Exact reproduction of the data is required, with images excluded.

- - - - -

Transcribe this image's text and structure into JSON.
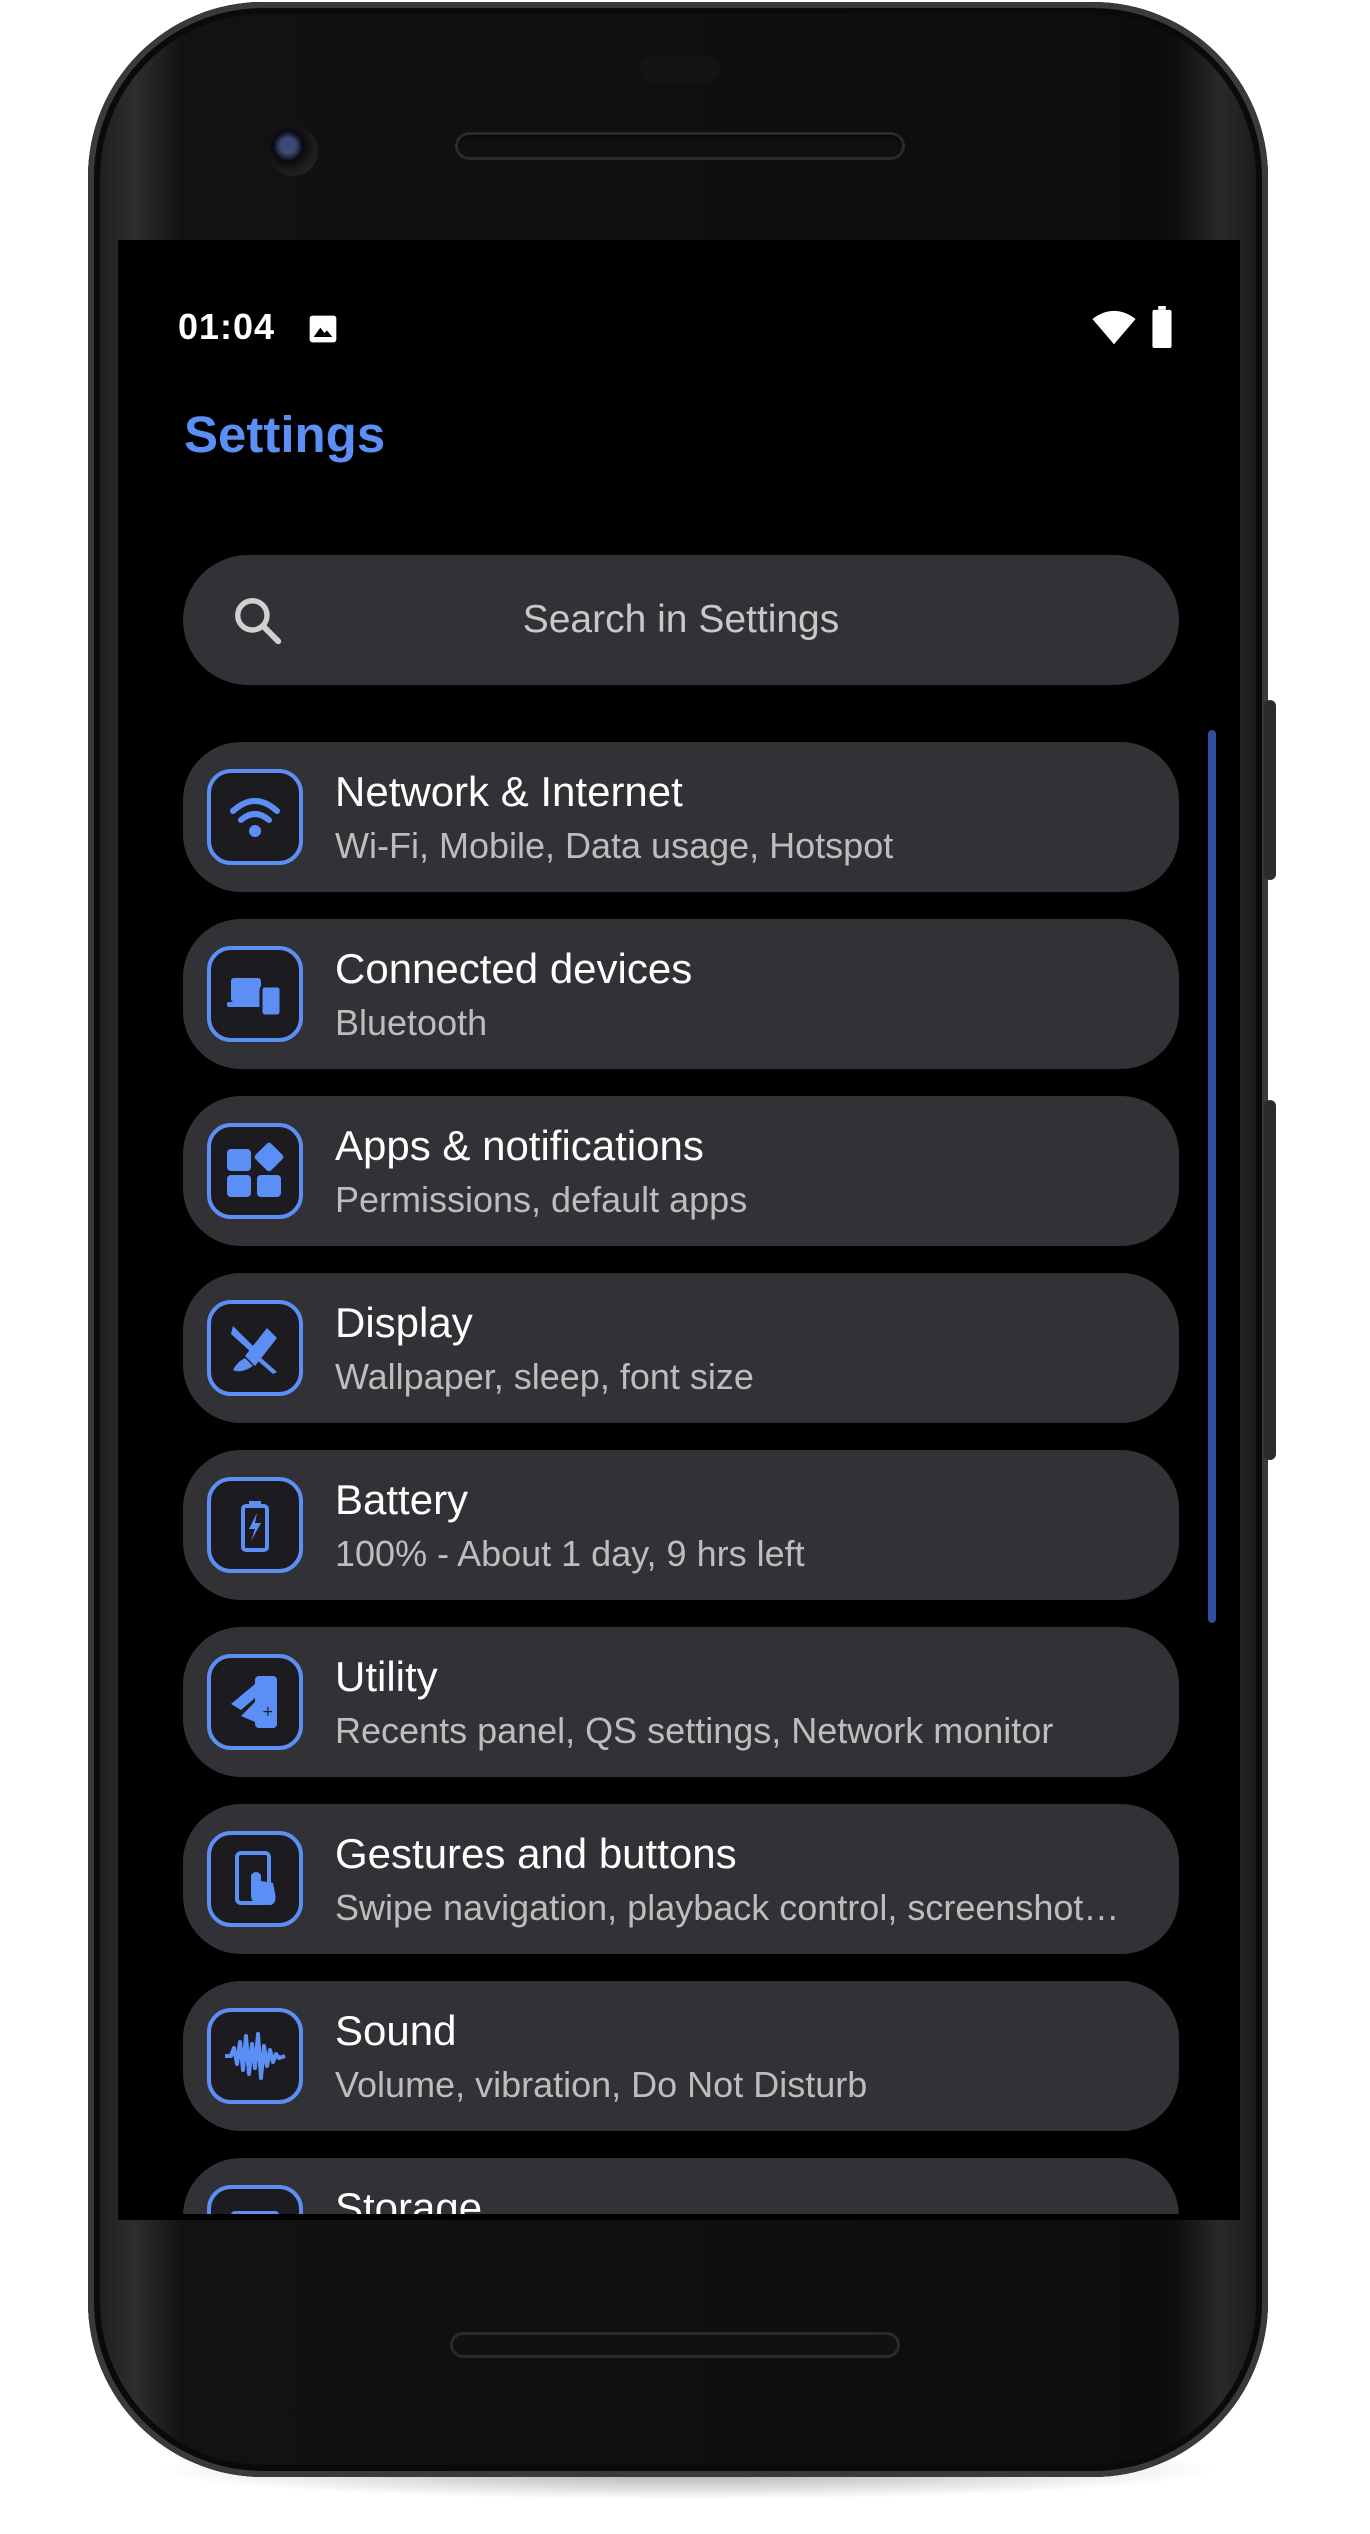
{
  "status_bar": {
    "time": "01:04"
  },
  "header": {
    "title": "Settings"
  },
  "search": {
    "placeholder": "Search in Settings"
  },
  "colors": {
    "accent": "#5c8ff5",
    "card": "#323236",
    "background": "#000000"
  },
  "items": [
    {
      "icon": "wifi-icon",
      "title": "Network & Internet",
      "subtitle": "Wi-Fi, Mobile, Data usage, Hotspot"
    },
    {
      "icon": "devices-icon",
      "title": "Connected devices",
      "subtitle": "Bluetooth"
    },
    {
      "icon": "apps-icon",
      "title": "Apps & notifications",
      "subtitle": "Permissions, default apps"
    },
    {
      "icon": "brush-icon",
      "title": "Display",
      "subtitle": "Wallpaper, sleep, font size"
    },
    {
      "icon": "battery-icon",
      "title": "Battery",
      "subtitle": "100% - About 1 day, 9 hrs left"
    },
    {
      "icon": "utility-icon",
      "title": "Utility",
      "subtitle": "Recents panel, QS settings, Network monitor"
    },
    {
      "icon": "gesture-icon",
      "title": "Gestures and buttons",
      "subtitle": "Swipe navigation, playback control, screenshot…"
    },
    {
      "icon": "sound-wave-icon",
      "title": "Sound",
      "subtitle": "Volume, vibration, Do Not Disturb"
    },
    {
      "icon": "storage-icon",
      "title": "Storage",
      "subtitle": ""
    }
  ]
}
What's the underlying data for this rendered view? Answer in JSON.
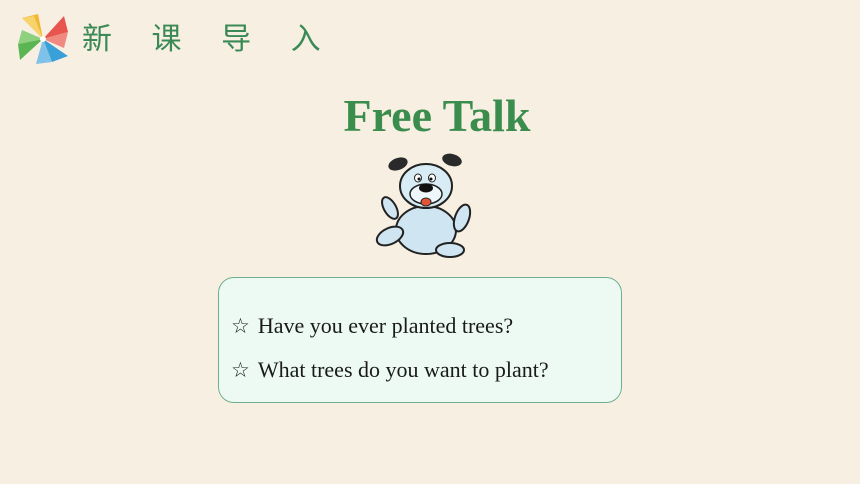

- - - - -

WRITTEN ANSWER:
Transcribe this image's text and structure into JSON.
{
  "status_bar": {
    "time": "01:04"
  },
  "header": {
    "title": "Settings"
  },
  "search": {
    "placeholder": "Search in Settings"
  },
  "colors": {
    "accent": "#5c8ff5",
    "card": "#323236",
    "background": "#000000"
  },
  "items": [
    {
      "icon": "wifi-icon",
      "title": "Network & Internet",
      "subtitle": "Wi-Fi, Mobile, Data usage, Hotspot"
    },
    {
      "icon": "devices-icon",
      "title": "Connected devices",
      "subtitle": "Bluetooth"
    },
    {
      "icon": "apps-icon",
      "title": "Apps & notifications",
      "subtitle": "Permissions, default apps"
    },
    {
      "icon": "brush-icon",
      "title": "Display",
      "subtitle": "Wallpaper, sleep, font size"
    },
    {
      "icon": "battery-icon",
      "title": "Battery",
      "subtitle": "100% - About 1 day, 9 hrs left"
    },
    {
      "icon": "utility-icon",
      "title": "Utility",
      "subtitle": "Recents panel, QS settings, Network monitor"
    },
    {
      "icon": "gesture-icon",
      "title": "Gestures and buttons",
      "subtitle": "Swipe navigation, playback control, screenshot…"
    },
    {
      "icon": "sound-wave-icon",
      "title": "Sound",
      "subtitle": "Volume, vibration, Do Not Disturb"
    },
    {
      "icon": "storage-icon",
      "title": "Storage",
      "subtitle": ""
    }
  ]
}
What's the underlying data for this rendered view? Answer in JSON.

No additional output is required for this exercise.